Copy nothing but the text: repeat each entry exactly and drop the images.

*-*-*

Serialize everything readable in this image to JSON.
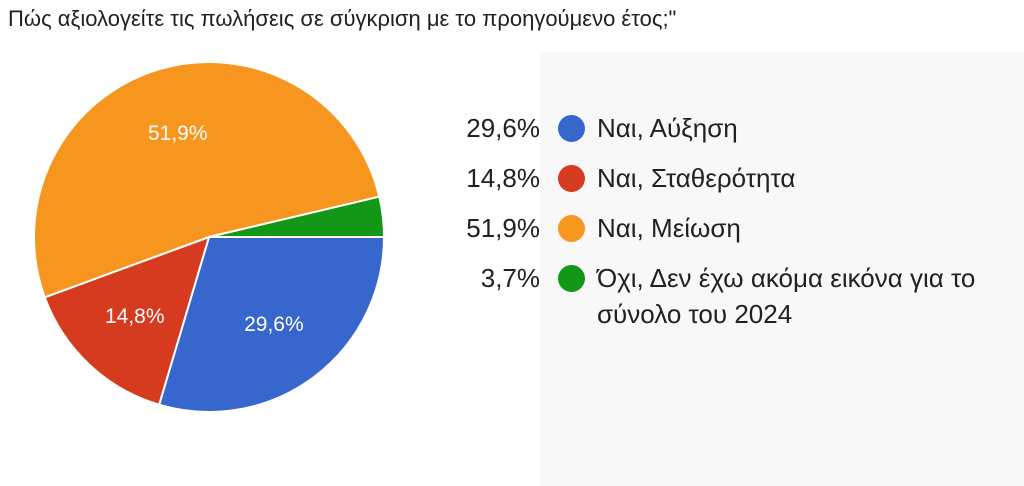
{
  "title": "Πώς αξιολογείτε τις πωλήσεις σε σύγκριση με το προηγούμενο έτος;\"",
  "chart_data": {
    "type": "pie",
    "slices": [
      {
        "label": "Ναι, Αύξηση",
        "value": 29.6,
        "display": "29,6%",
        "color": "#3766cc"
      },
      {
        "label": "Ναι, Σταθερότητα",
        "value": 14.8,
        "display": "14,8%",
        "color": "#d63b20"
      },
      {
        "label": "Ναι, Μείωση",
        "value": 51.9,
        "display": "51,9%",
        "color": "#f7961f"
      },
      {
        "label": "Όχι, Δεν έχω ακόμα εικόνα για το σύνολο του 2024",
        "value": 3.7,
        "display": "3,7%",
        "color": "#139717"
      }
    ],
    "legend_position": "right"
  }
}
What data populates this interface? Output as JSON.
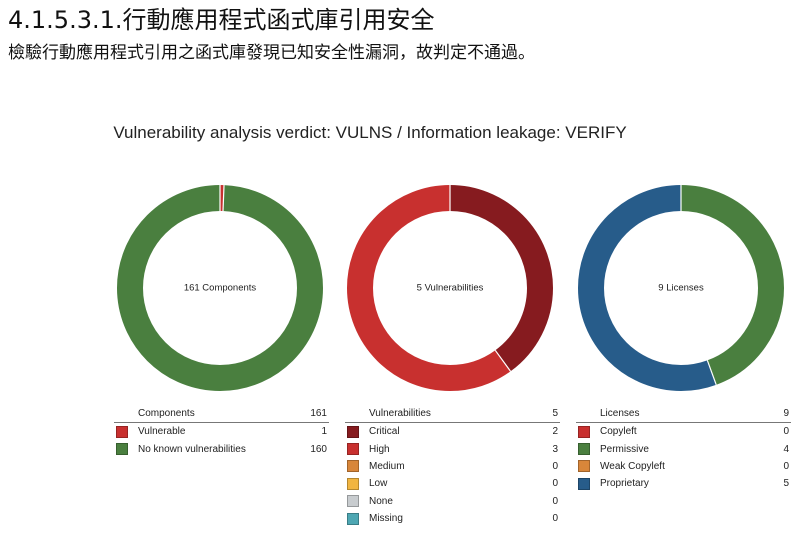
{
  "heading": "4.1.5.3.1.行動應用程式函式庫引用安全",
  "subheading": "檢驗行動應用程式引用之函式庫發現已知安全性漏洞，故判定不通過。",
  "verdict_text": "Vulnerability analysis verdict: VULNS / Information leakage: VERIFY",
  "chart_data": [
    {
      "type": "pie",
      "center_label": "161 Components",
      "legend_title": "Components",
      "total": 161,
      "categories": [
        "Vulnerable",
        "No known vulnerabilities"
      ],
      "values": [
        1,
        160
      ],
      "colors": [
        "#c8302f",
        "#4a7f3f"
      ]
    },
    {
      "type": "pie",
      "center_label": "5 Vulnerabilities",
      "legend_title": "Vulnerabilities",
      "total": 5,
      "categories": [
        "Critical",
        "High",
        "Medium",
        "Low",
        "None",
        "Missing"
      ],
      "values": [
        2,
        3,
        0,
        0,
        0,
        0
      ],
      "colors": [
        "#861b1f",
        "#c8302f",
        "#d8863a",
        "#f1b541",
        "#c8cccf",
        "#4ea7b3"
      ]
    },
    {
      "type": "pie",
      "center_label": "9 Licenses",
      "legend_title": "Licenses",
      "total": 9,
      "categories": [
        "Copyleft",
        "Permissive",
        "Weak Copyleft",
        "Proprietary"
      ],
      "values": [
        0,
        4,
        0,
        5
      ],
      "colors": [
        "#c8302f",
        "#4a7f3f",
        "#d8863a",
        "#275c8a"
      ]
    }
  ]
}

*-*-*

**Answer to this exercise**
Serialize everything readable in this image to JSON.
{
  "title": "Πώς αξιολογείτε τις πωλήσεις σε σύγκριση με το προηγούμενο έτος;\"",
  "chart_data": {
    "type": "pie",
    "slices": [
      {
        "label": "Ναι, Αύξηση",
        "value": 29.6,
        "display": "29,6%",
        "color": "#3766cc"
      },
      {
        "label": "Ναι, Σταθερότητα",
        "value": 14.8,
        "display": "14,8%",
        "color": "#d63b20"
      },
      {
        "label": "Ναι, Μείωση",
        "value": 51.9,
        "display": "51,9%",
        "color": "#f7961f"
      },
      {
        "label": "Όχι, Δεν έχω ακόμα εικόνα για το σύνολο του 2024",
        "value": 3.7,
        "display": "3,7%",
        "color": "#139717"
      }
    ],
    "legend_position": "right"
  }
}
What data populates this interface? Output as JSON.
{
  "heading": "4.1.5.3.1.行動應用程式函式庫引用安全",
  "subheading": "檢驗行動應用程式引用之函式庫發現已知安全性漏洞，故判定不通過。",
  "verdict_text": "Vulnerability analysis verdict: VULNS / Information leakage: VERIFY",
  "chart_data": [
    {
      "type": "pie",
      "center_label": "161 Components",
      "legend_title": "Components",
      "total": 161,
      "categories": [
        "Vulnerable",
        "No known vulnerabilities"
      ],
      "values": [
        1,
        160
      ],
      "colors": [
        "#c8302f",
        "#4a7f3f"
      ]
    },
    {
      "type": "pie",
      "center_label": "5 Vulnerabilities",
      "legend_title": "Vulnerabilities",
      "total": 5,
      "categories": [
        "Critical",
        "High",
        "Medium",
        "Low",
        "None",
        "Missing"
      ],
      "values": [
        2,
        3,
        0,
        0,
        0,
        0
      ],
      "colors": [
        "#861b1f",
        "#c8302f",
        "#d8863a",
        "#f1b541",
        "#c8cccf",
        "#4ea7b3"
      ]
    },
    {
      "type": "pie",
      "center_label": "9 Licenses",
      "legend_title": "Licenses",
      "total": 9,
      "categories": [
        "Copyleft",
        "Permissive",
        "Weak Copyleft",
        "Proprietary"
      ],
      "values": [
        0,
        4,
        0,
        5
      ],
      "colors": [
        "#c8302f",
        "#4a7f3f",
        "#d8863a",
        "#275c8a"
      ]
    }
  ]
}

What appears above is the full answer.